▶ _Task directions_
Your task is to copy the material exactly.

>> START Recorded data

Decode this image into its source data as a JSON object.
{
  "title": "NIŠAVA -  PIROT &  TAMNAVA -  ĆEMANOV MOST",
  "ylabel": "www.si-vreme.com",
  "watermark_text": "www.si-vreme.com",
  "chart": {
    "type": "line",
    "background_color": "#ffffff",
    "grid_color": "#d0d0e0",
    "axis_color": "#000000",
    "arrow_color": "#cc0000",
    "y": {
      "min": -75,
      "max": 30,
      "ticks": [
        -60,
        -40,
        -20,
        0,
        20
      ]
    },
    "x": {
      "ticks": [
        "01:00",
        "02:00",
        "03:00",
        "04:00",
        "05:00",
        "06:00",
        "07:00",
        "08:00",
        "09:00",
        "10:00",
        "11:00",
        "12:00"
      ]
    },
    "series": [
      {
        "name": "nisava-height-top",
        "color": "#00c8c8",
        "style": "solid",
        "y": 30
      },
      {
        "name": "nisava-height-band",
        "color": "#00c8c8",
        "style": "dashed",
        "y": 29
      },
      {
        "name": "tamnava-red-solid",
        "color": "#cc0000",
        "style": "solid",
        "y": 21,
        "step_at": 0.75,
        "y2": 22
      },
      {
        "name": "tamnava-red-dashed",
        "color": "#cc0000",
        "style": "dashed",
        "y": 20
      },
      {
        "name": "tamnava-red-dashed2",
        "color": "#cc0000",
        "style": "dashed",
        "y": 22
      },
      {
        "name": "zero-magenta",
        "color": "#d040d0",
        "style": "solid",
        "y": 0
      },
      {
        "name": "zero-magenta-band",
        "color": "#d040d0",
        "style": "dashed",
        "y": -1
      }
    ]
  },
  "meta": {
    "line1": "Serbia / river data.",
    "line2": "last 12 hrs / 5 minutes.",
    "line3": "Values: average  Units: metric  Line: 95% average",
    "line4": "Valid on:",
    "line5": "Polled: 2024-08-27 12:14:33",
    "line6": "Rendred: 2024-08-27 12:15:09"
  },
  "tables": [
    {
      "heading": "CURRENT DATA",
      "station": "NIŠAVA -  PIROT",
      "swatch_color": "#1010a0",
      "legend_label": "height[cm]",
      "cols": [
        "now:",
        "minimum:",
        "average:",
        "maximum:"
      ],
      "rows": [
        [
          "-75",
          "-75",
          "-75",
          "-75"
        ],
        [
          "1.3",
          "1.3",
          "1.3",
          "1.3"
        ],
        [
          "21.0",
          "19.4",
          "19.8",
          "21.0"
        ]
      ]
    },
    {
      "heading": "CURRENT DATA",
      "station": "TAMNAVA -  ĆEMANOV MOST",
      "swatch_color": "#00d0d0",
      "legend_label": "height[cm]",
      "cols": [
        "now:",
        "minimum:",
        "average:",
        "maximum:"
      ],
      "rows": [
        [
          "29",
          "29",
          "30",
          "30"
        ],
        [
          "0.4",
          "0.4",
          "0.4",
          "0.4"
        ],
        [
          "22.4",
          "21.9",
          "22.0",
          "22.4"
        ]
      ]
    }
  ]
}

>> END Recorded data

▶ _Result below_
Decode this image into its source data as a JSON object.
{
  "title": "NIŠAVA -  PIROT &  TAMNAVA -  ĆEMANOV MOST",
  "ylabel": "www.si-vreme.com",
  "watermark_text": "www.si-vreme.com",
  "chart": {
    "type": "line",
    "background_color": "#ffffff",
    "grid_color": "#d0d0e0",
    "axis_color": "#000000",
    "arrow_color": "#cc0000",
    "y": {
      "min": -75,
      "max": 30,
      "ticks": [
        -60,
        -40,
        -20,
        0,
        20
      ]
    },
    "x": {
      "ticks": [
        "01:00",
        "02:00",
        "03:00",
        "04:00",
        "05:00",
        "06:00",
        "07:00",
        "08:00",
        "09:00",
        "10:00",
        "11:00",
        "12:00"
      ]
    },
    "series": [
      {
        "name": "nisava-height-top",
        "color": "#00c8c8",
        "style": "solid",
        "y": 30
      },
      {
        "name": "nisava-height-band",
        "color": "#00c8c8",
        "style": "dashed",
        "y": 29
      },
      {
        "name": "tamnava-red-solid",
        "color": "#cc0000",
        "style": "solid",
        "y": 21,
        "step_at": 0.75,
        "y2": 22
      },
      {
        "name": "tamnava-red-dashed",
        "color": "#cc0000",
        "style": "dashed",
        "y": 20
      },
      {
        "name": "tamnava-red-dashed2",
        "color": "#cc0000",
        "style": "dashed",
        "y": 22
      },
      {
        "name": "zero-magenta",
        "color": "#d040d0",
        "style": "solid",
        "y": 0
      },
      {
        "name": "zero-magenta-band",
        "color": "#d040d0",
        "style": "dashed",
        "y": -1
      }
    ]
  },
  "meta": {
    "line1": "Serbia / river data.",
    "line2": "last 12 hrs / 5 minutes.",
    "line3": "Values: average  Units: metric  Line: 95% average",
    "line4": "Valid on:",
    "line5": "Polled: 2024-08-27 12:14:33",
    "line6": "Rendred: 2024-08-27 12:15:09"
  },
  "tables": [
    {
      "heading": "CURRENT DATA",
      "station": "NIŠAVA -  PIROT",
      "swatch_color": "#1010a0",
      "legend_label": "height[cm]",
      "cols": [
        "now:",
        "minimum:",
        "average:",
        "maximum:"
      ],
      "rows": [
        [
          "-75",
          "-75",
          "-75",
          "-75"
        ],
        [
          "1.3",
          "1.3",
          "1.3",
          "1.3"
        ],
        [
          "21.0",
          "19.4",
          "19.8",
          "21.0"
        ]
      ]
    },
    {
      "heading": "CURRENT DATA",
      "station": "TAMNAVA -  ĆEMANOV MOST",
      "swatch_color": "#00d0d0",
      "legend_label": "height[cm]",
      "cols": [
        "now:",
        "minimum:",
        "average:",
        "maximum:"
      ],
      "rows": [
        [
          "29",
          "29",
          "30",
          "30"
        ],
        [
          "0.4",
          "0.4",
          "0.4",
          "0.4"
        ],
        [
          "22.4",
          "21.9",
          "22.0",
          "22.4"
        ]
      ]
    }
  ]
}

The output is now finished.